Aim: Where a line contains the word "icon", copy that line.

Collection entries:
◇ ◇ ◇ ◇ ◇
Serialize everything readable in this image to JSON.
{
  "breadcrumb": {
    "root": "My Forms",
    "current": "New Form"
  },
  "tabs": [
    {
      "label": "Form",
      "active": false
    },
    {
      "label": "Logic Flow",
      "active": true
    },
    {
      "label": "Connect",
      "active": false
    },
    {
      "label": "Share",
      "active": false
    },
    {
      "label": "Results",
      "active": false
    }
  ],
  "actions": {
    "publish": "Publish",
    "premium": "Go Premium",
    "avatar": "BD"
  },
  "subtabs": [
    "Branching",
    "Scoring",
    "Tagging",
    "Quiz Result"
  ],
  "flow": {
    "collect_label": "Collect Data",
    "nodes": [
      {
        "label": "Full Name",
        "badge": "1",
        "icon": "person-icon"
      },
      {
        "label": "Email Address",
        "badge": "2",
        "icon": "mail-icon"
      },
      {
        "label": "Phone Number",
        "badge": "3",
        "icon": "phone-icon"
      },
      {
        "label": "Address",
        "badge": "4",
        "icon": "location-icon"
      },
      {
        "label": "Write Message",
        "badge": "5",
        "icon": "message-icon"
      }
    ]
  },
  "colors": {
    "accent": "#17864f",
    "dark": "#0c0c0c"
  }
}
◇ ◇ ◇ ◇ ◇
Answer to the exercise:
        "icon": "person-icon"
        "icon": "mail-icon"
        "icon": "phone-icon"
        "icon": "location-icon"
        "icon": "message-icon"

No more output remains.